Given request: Reproduce the full listing below unchanged, apart from the pictures.

..............................

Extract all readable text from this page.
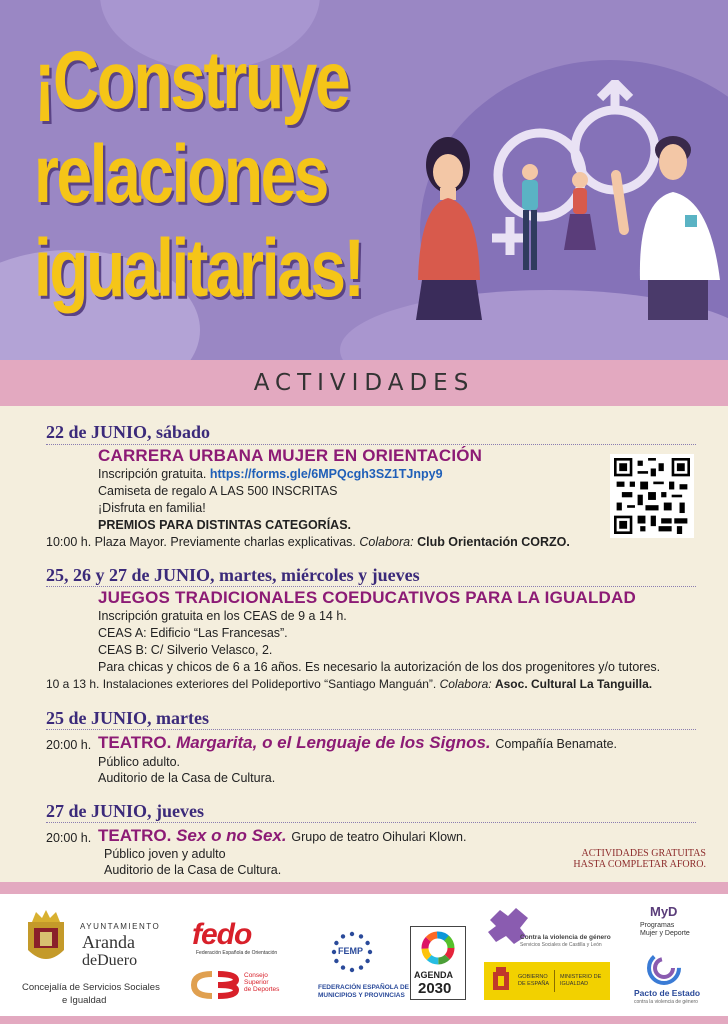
¡Construye
relaciones
igualitarias!
ACTIVIDADES
22 de JUNIO, sábado
CARRERA URBANA MUJER EN ORIENTACIÓN
Inscripción gratuita. https://forms.gle/6MPQcgh3SZ1TJnpy9
Camiseta de regalo A LAS 500 INSCRITAS
¡Disfruta en familia!
PREMIOS PARA DISTINTAS CATEGORÍAS.
10:00 h. Plaza Mayor. Previamente charlas explicativas. Colabora: Club Orientación CORZO.
25, 26 y 27 de JUNIO, martes, miércoles y jueves
JUEGOS TRADICIONALES COEDUCATIVOS PARA LA IGUALDAD
Inscripción gratuita en los CEAS de 9 a 14 h.
CEAS A: Edificio “Las Francesas”.
CEAS B: C/ Silverio Velasco, 2.
Para chicas y chicos de 6 a 16 años. Es necesario la autorización de los dos progenitores y/o tutores.
10 a 13 h. Instalaciones exteriores del Polideportivo “Santiago Manguán”. Colabora: Asoc. Cultural La Tanguilla.
25 de JUNIO, martes
20:00 h. TEATRO. Margarita, o el Lenguaje de los Signos. Compañía Benamate.
Público adulto.
Auditorio de la Casa de Cultura.
27 de JUNIO, jueves
20:00 h. TEATRO. Sex o no Sex. Grupo de teatro Oihulari Klown.
Público joven y adulto
Auditorio de la Casa de Cultura.
ACTIVIDADES GRATUITAS
HASTA COMPLETAR AFORO.
AYUNTAMIENTO
Aranda
deDuero
Concejalía de Servicios Sociales
e Igualdad
fedo
Federación Española de Orientación
Consejo
Superior
de Deportes
FEMP
FEDERACIÓN ESPAÑOLA DE
MUNICIPIOS Y PROVINCIAS
AGENDA
2030
Contra la violencia de género
Servicios Sociales de Castilla y León
GOBIERNO DE ESPAÑA
MINISTERIO DE IGUALDAD
MyD
Programas
Mujer y Deporte
Pacto de Estado
contra la violencia de género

..............................

Task answer:
Extract all readable text from this page.
¡Construye
relaciones
igualitarias!
ACTIVIDADES
22 de JUNIO, sábado
CARRERA URBANA MUJER EN ORIENTACIÓN
Inscripción gratuita. https://forms.gle/6MPQcgh3SZ1TJnpy9
Camiseta de regalo A LAS 500 INSCRITAS
¡Disfruta en familia!
PREMIOS PARA DISTINTAS CATEGORÍAS.
10:00 h. Plaza Mayor. Previamente charlas explicativas. Colabora: Club Orientación CORZO.
25, 26 y 27 de JUNIO, martes, miércoles y jueves
JUEGOS TRADICIONALES COEDUCATIVOS PARA LA IGUALDAD
Inscripción gratuita en los CEAS de 9 a 14 h.
CEAS A: Edificio “Las Francesas”.
CEAS B: C/ Silverio Velasco, 2.
Para chicas y chicos de 6 a 16 años. Es necesario la autorización de los dos progenitores y/o tutores.
10 a 13 h. Instalaciones exteriores del Polideportivo “Santiago Manguán”. Colabora: Asoc. Cultural La Tanguilla.
25 de JUNIO, martes
20:00 h. TEATRO. Margarita, o el Lenguaje de los Signos. Compañía Benamate.
Público adulto.
Auditorio de la Casa de Cultura.
27 de JUNIO, jueves
20:00 h. TEATRO. Sex o no Sex. Grupo de teatro Oihulari Klown.
Público joven y adulto
Auditorio de la Casa de Cultura.
ACTIVIDADES GRATUITAS
HASTA COMPLETAR AFORO.
AYUNTAMIENTO
Aranda
deDuero
Concejalía de Servicios Sociales
e Igualdad
fedo
Federación Española de Orientación
Consejo
Superior
de Deportes
FEMP
FEDERACIÓN ESPAÑOLA DE
MUNICIPIOS Y PROVINCIAS
AGENDA
2030
Contra la violencia de género
Servicios Sociales de Castilla y León
GOBIERNO DE ESPAÑA
MINISTERIO DE IGUALDAD
MyD
Programas
Mujer y Deporte
Pacto de Estado
contra la violencia de género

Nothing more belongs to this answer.